Written task:
Copy the entries below exactly. Images do not belong in the copy.

Data for this exercise:
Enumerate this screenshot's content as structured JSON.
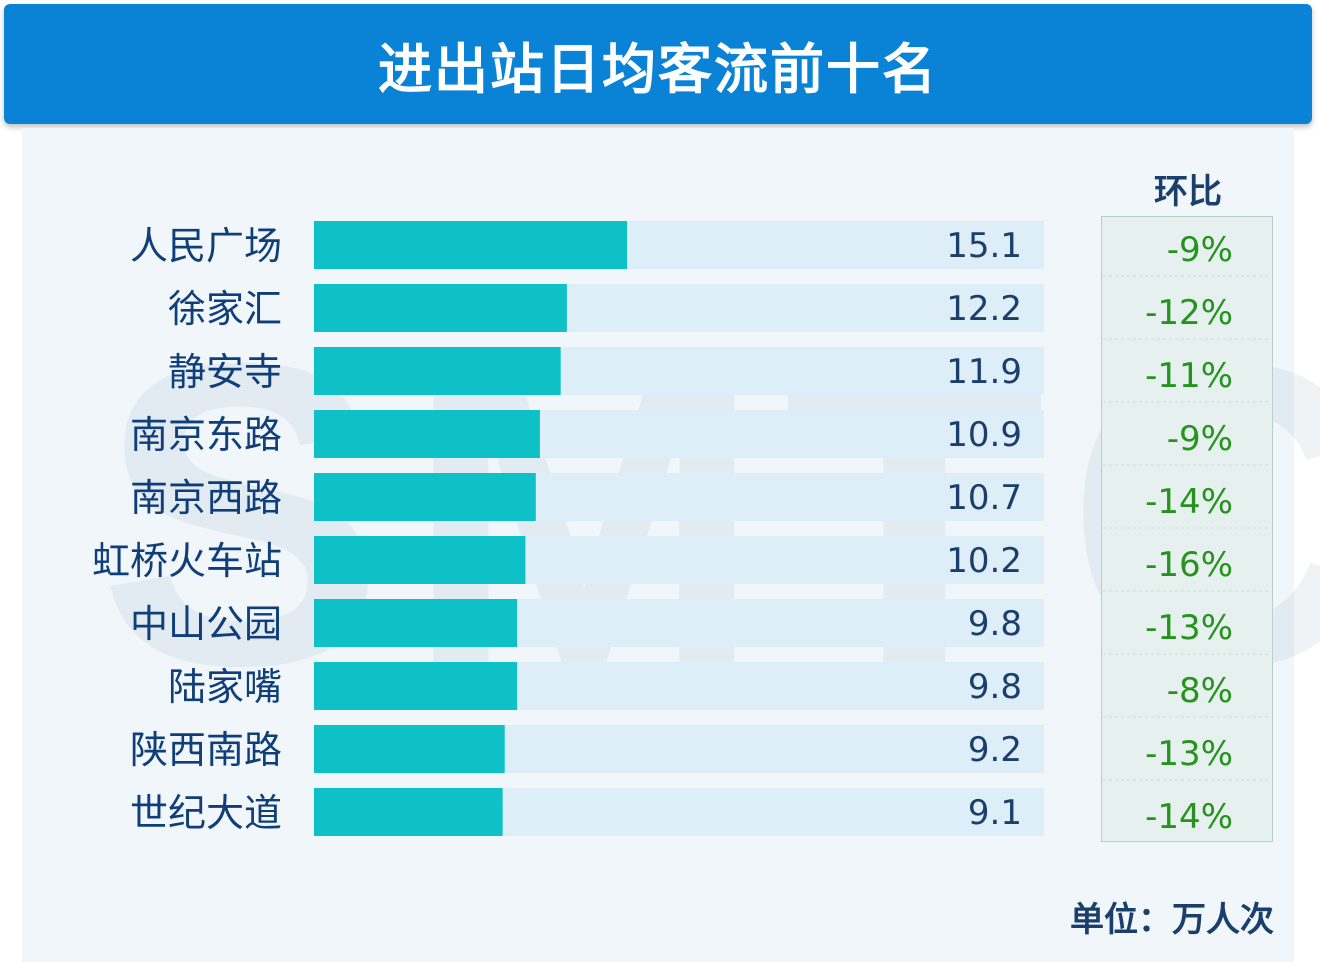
{
  "header": {
    "title": "进出站日均客流前十名"
  },
  "watermark": "SMTC",
  "change_column_title": "环比",
  "unit_label": "单位：万人次",
  "colors": {
    "header_bg": "#0a83d6",
    "bar_fill": "#0ec1c6",
    "track_fill": "#deeef8",
    "change_text": "#25931e",
    "label_text": "#0f3e78"
  },
  "chart_data": {
    "type": "bar",
    "orientation": "horizontal",
    "title": "进出站日均客流前十名",
    "unit": "单位：万人次",
    "categories": [
      "人民广场",
      "徐家汇",
      "静安寺",
      "南京东路",
      "南京西路",
      "虹桥火车站",
      "中山公园",
      "陆家嘴",
      "陕西南路",
      "世纪大道"
    ],
    "values": [
      15.1,
      12.2,
      11.9,
      10.9,
      10.7,
      10.2,
      9.8,
      9.8,
      9.2,
      9.1
    ],
    "value_labels": [
      "15.1",
      "12.2",
      "11.9",
      "10.9",
      "10.7",
      "10.2",
      "9.8",
      "9.8",
      "9.2",
      "9.1"
    ],
    "changes": [
      "-9%",
      "-12%",
      "-11%",
      "-9%",
      "-14%",
      "-16%",
      "-13%",
      "-8%",
      "-13%",
      "-14%"
    ],
    "change_header": "环比"
  }
}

Full answer:
Enumerate this screenshot's content as structured JSON.
{
  "header": {
    "title": "进出站日均客流前十名"
  },
  "watermark": "SMTC",
  "change_column_title": "环比",
  "unit_label": "单位：万人次",
  "colors": {
    "header_bg": "#0a83d6",
    "bar_fill": "#0ec1c6",
    "track_fill": "#deeef8",
    "change_text": "#25931e",
    "label_text": "#0f3e78"
  },
  "chart_data": {
    "type": "bar",
    "orientation": "horizontal",
    "title": "进出站日均客流前十名",
    "unit": "单位：万人次",
    "categories": [
      "人民广场",
      "徐家汇",
      "静安寺",
      "南京东路",
      "南京西路",
      "虹桥火车站",
      "中山公园",
      "陆家嘴",
      "陕西南路",
      "世纪大道"
    ],
    "values": [
      15.1,
      12.2,
      11.9,
      10.9,
      10.7,
      10.2,
      9.8,
      9.8,
      9.2,
      9.1
    ],
    "value_labels": [
      "15.1",
      "12.2",
      "11.9",
      "10.9",
      "10.7",
      "10.2",
      "9.8",
      "9.8",
      "9.2",
      "9.1"
    ],
    "changes": [
      "-9%",
      "-12%",
      "-11%",
      "-9%",
      "-14%",
      "-16%",
      "-13%",
      "-8%",
      "-13%",
      "-14%"
    ],
    "change_header": "环比"
  }
}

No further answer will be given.